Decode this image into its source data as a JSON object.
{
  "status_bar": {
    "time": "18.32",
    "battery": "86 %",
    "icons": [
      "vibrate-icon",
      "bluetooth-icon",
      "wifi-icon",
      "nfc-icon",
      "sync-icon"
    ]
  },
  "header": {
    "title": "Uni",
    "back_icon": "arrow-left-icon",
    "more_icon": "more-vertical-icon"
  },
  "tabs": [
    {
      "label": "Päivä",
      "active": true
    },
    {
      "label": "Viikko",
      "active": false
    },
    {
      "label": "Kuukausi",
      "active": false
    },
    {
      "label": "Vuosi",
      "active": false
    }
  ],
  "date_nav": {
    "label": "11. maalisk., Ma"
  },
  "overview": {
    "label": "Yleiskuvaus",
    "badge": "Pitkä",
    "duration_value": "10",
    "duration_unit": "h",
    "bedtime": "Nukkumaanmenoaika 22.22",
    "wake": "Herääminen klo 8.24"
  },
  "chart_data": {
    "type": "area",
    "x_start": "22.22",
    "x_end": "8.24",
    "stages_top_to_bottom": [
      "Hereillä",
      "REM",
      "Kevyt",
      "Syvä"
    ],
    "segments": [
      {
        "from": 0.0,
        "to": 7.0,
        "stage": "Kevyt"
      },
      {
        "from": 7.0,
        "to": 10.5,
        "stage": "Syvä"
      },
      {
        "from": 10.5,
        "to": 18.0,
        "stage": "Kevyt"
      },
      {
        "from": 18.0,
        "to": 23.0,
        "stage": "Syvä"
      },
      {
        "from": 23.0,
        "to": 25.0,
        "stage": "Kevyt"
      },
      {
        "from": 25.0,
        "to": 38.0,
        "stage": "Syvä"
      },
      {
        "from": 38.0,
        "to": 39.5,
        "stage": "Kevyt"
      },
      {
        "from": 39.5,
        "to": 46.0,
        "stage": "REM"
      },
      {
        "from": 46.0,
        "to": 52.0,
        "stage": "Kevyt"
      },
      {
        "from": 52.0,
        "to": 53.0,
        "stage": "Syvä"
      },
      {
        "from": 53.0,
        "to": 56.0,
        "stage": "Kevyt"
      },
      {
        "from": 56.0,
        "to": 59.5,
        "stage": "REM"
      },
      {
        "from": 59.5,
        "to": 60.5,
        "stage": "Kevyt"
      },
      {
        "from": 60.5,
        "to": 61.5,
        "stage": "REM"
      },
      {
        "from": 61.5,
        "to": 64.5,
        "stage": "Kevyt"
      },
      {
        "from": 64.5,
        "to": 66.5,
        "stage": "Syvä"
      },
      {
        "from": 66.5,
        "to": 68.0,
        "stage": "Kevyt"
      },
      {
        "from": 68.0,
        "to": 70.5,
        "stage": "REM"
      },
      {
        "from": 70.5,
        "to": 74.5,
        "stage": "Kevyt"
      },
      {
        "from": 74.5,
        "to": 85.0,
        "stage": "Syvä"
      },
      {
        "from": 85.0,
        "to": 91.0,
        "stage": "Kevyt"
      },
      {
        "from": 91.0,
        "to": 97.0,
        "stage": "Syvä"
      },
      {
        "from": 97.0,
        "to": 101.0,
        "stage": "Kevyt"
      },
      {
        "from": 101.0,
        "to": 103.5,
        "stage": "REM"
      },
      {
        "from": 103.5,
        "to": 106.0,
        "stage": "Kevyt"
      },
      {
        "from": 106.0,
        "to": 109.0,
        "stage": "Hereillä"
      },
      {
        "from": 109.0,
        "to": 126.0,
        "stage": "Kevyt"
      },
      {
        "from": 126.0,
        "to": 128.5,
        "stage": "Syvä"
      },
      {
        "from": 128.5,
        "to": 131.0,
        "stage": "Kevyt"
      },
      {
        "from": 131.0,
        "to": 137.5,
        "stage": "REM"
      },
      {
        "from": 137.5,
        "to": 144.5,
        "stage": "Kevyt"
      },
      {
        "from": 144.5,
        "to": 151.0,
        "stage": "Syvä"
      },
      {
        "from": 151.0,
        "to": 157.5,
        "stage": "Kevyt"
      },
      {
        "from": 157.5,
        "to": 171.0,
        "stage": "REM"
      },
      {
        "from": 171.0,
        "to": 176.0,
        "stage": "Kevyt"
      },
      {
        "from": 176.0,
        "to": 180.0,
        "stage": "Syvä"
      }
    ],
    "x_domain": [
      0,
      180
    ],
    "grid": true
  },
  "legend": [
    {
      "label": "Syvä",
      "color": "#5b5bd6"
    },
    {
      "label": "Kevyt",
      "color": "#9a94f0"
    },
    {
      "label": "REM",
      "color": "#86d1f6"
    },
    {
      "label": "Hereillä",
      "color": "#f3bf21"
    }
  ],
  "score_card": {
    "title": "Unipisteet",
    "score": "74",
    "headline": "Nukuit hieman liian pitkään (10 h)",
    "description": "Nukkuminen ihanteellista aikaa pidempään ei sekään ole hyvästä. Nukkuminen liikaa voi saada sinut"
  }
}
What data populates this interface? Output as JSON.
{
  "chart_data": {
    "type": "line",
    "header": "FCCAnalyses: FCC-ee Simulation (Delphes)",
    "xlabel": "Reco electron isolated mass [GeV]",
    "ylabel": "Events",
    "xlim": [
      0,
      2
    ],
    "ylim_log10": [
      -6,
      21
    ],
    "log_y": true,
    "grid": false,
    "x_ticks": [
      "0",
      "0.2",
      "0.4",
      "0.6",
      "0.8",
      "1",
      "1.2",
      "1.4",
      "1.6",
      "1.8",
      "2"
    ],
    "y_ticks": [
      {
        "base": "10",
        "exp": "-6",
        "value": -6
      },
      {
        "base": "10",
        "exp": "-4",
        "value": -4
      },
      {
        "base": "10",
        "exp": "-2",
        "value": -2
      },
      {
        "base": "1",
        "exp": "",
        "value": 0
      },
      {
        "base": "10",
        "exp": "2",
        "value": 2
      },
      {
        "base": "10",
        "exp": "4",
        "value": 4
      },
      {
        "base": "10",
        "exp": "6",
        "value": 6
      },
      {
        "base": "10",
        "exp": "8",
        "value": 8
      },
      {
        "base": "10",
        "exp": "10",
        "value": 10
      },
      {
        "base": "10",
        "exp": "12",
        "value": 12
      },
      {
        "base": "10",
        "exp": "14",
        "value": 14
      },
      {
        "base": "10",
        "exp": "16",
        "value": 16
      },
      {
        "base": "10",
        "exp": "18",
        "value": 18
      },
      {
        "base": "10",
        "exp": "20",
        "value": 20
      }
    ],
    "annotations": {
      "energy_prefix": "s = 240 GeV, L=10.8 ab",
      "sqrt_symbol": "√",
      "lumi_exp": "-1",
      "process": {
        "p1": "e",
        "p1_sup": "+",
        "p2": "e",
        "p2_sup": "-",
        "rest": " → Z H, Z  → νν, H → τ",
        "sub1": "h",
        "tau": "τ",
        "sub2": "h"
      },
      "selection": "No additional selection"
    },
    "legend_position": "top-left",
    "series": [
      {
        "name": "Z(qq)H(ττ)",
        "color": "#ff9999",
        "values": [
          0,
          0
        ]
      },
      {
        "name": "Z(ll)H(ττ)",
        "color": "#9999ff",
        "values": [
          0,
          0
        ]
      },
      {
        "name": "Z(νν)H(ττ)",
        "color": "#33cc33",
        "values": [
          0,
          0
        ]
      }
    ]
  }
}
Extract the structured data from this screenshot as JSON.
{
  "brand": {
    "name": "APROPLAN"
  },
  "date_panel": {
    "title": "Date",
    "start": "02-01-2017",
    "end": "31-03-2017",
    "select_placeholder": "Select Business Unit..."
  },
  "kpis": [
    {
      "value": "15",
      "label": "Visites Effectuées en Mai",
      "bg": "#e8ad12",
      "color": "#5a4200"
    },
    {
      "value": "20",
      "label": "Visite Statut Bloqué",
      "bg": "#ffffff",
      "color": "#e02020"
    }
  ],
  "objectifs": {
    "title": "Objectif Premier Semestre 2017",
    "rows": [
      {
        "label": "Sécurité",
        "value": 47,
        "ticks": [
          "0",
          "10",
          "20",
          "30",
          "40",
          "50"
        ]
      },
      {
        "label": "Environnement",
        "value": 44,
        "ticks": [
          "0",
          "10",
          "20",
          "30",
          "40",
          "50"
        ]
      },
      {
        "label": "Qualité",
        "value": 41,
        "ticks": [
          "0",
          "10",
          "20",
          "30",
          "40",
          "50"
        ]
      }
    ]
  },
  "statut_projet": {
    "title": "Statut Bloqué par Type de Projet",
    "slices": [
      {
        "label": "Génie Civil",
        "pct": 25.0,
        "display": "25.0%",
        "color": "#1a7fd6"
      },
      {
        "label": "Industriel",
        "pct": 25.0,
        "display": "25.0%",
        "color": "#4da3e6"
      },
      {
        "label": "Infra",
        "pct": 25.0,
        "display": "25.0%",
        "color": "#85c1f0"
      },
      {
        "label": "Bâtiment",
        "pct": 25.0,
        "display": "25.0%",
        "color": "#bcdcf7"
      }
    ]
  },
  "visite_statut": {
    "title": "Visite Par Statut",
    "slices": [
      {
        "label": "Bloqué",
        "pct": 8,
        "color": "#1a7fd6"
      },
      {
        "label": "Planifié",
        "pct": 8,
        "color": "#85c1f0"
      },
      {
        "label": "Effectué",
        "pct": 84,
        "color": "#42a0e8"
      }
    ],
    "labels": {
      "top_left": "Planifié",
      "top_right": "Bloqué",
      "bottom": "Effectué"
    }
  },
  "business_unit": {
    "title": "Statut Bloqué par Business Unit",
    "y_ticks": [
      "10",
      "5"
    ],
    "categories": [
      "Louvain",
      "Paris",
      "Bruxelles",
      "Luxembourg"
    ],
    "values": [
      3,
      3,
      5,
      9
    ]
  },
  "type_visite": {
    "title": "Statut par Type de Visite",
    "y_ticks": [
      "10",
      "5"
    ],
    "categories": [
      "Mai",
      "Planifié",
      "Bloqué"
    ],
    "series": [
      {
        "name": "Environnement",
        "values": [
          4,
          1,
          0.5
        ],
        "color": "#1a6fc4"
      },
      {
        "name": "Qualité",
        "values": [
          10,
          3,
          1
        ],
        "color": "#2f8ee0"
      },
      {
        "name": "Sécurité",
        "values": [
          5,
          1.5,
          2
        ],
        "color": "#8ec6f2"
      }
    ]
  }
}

________________________

▶ **Exercise**
Check each line above for the string "header" and show the ones that have it.

▶ **Final answer**
  "header": {
    "header": "FCCAnalyses: FCC-ee Simulation (Delphes)",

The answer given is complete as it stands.